**Work instructions:** Count the lines below that contain the word "digital", with case mattering, and give only that number.

**Data records:**

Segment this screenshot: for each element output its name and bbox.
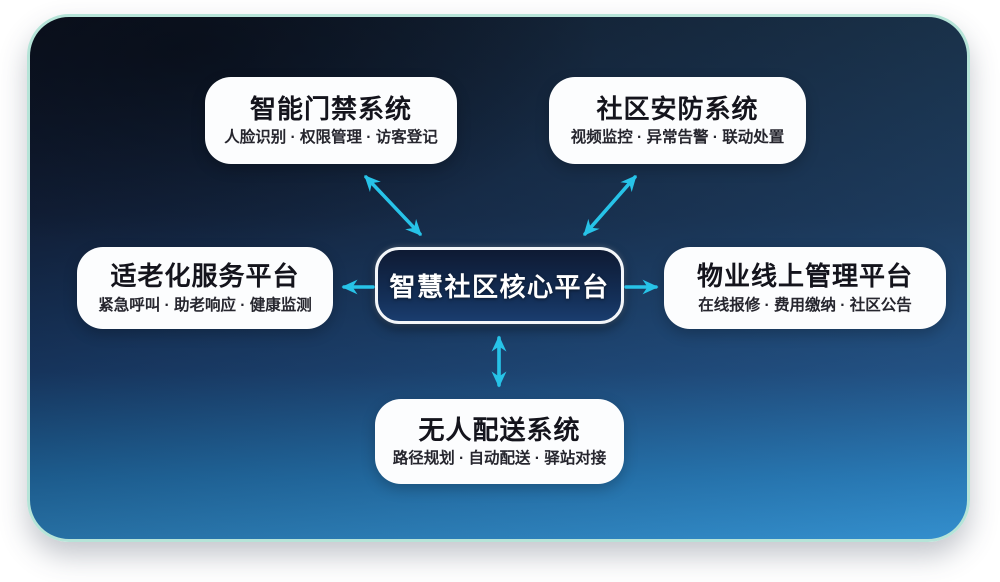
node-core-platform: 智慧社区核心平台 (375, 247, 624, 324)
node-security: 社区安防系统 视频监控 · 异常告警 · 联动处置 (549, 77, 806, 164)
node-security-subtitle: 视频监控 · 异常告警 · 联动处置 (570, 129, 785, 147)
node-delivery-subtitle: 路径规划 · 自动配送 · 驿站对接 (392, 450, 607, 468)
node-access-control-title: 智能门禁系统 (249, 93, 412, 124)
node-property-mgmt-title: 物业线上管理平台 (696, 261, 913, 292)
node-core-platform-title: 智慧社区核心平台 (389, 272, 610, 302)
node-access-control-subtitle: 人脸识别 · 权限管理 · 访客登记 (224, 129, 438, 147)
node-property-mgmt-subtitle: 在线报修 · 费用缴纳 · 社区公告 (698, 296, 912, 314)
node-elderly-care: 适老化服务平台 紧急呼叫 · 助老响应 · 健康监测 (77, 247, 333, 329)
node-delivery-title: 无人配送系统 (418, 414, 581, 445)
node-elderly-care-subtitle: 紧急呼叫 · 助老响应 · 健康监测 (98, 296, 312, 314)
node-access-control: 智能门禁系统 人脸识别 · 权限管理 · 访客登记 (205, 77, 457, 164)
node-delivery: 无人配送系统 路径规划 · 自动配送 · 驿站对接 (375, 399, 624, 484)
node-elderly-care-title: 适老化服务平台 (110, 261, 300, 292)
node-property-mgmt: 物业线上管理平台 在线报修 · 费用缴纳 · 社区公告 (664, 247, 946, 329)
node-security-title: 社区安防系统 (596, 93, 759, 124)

==

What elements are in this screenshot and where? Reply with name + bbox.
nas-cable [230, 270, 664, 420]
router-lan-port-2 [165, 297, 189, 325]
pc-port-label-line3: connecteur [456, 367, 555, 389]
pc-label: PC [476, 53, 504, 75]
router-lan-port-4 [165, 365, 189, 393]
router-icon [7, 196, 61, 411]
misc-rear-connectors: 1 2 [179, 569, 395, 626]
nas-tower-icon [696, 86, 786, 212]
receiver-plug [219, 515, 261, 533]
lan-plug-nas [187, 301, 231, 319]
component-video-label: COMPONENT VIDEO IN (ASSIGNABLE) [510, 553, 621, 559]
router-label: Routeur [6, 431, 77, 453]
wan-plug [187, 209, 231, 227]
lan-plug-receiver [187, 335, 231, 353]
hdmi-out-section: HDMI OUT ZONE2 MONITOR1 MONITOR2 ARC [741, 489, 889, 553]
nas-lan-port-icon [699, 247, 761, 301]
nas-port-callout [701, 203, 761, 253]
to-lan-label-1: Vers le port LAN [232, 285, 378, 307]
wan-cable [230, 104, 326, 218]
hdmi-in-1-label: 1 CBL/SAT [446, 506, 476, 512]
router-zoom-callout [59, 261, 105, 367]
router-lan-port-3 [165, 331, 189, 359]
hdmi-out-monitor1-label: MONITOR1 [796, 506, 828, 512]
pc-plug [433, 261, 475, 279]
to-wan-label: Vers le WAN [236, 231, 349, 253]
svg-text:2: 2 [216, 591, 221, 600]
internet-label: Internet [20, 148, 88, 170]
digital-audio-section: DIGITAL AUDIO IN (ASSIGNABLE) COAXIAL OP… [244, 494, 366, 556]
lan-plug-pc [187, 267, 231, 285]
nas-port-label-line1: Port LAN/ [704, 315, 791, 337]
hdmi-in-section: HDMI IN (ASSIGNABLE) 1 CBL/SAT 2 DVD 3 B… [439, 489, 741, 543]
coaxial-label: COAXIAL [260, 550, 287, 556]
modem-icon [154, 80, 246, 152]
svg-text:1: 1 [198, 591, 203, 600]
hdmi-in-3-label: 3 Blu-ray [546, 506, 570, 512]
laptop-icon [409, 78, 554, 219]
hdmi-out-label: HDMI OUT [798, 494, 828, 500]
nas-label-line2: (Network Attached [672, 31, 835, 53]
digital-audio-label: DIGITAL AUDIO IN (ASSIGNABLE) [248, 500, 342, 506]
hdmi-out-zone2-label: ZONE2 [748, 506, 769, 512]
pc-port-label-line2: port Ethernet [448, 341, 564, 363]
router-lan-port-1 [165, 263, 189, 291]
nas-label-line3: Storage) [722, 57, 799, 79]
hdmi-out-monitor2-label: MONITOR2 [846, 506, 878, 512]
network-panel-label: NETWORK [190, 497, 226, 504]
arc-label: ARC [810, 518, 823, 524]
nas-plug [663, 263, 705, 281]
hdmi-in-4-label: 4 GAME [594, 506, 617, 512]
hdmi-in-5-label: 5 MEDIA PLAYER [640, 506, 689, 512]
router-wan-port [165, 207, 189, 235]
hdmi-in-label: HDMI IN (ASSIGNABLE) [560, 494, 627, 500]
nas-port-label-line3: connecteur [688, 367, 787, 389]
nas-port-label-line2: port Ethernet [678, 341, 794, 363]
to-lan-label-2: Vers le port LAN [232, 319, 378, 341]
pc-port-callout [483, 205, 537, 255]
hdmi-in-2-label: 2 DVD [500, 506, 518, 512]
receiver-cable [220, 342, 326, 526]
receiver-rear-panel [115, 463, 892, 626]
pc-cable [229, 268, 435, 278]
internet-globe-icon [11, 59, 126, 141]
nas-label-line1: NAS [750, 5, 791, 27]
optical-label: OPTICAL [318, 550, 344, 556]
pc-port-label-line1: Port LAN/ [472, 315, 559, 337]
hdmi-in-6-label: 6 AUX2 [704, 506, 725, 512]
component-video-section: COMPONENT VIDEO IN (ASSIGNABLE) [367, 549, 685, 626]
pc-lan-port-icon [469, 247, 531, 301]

...

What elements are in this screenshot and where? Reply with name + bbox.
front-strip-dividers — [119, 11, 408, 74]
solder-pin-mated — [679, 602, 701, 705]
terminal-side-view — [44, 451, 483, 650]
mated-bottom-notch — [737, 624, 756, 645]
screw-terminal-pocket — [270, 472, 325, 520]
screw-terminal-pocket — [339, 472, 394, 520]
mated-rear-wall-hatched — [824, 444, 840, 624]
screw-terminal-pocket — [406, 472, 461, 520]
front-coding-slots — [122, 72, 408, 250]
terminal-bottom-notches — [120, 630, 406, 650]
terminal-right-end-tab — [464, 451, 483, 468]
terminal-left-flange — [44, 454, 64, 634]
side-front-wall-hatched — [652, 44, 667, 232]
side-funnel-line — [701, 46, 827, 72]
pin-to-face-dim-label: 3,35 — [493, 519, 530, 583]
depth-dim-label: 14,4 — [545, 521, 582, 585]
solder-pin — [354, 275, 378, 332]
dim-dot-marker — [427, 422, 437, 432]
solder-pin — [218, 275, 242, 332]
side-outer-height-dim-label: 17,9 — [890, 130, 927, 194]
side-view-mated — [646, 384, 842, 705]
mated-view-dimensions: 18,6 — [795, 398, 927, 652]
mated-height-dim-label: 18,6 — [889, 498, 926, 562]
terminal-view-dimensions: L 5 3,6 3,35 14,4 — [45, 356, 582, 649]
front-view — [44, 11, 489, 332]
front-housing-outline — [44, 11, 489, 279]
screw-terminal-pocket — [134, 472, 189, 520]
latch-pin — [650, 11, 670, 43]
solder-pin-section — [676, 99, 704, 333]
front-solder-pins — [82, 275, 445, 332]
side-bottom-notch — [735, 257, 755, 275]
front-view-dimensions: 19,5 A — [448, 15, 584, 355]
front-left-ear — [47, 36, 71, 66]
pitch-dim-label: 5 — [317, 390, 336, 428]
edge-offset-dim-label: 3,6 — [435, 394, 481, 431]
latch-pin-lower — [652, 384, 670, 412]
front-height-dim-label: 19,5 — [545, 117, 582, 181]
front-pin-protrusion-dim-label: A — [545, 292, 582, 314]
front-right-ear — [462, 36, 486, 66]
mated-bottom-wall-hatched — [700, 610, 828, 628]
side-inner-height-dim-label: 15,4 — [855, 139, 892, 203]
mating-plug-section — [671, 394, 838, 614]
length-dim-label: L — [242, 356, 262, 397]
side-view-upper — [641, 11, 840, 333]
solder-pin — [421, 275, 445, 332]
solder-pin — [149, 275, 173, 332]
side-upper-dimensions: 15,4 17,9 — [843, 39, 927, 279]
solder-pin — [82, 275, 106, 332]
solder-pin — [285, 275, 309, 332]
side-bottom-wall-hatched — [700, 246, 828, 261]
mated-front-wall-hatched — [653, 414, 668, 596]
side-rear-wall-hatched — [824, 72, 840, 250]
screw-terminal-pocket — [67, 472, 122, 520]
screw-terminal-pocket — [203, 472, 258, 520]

**Result for this exercise:** 2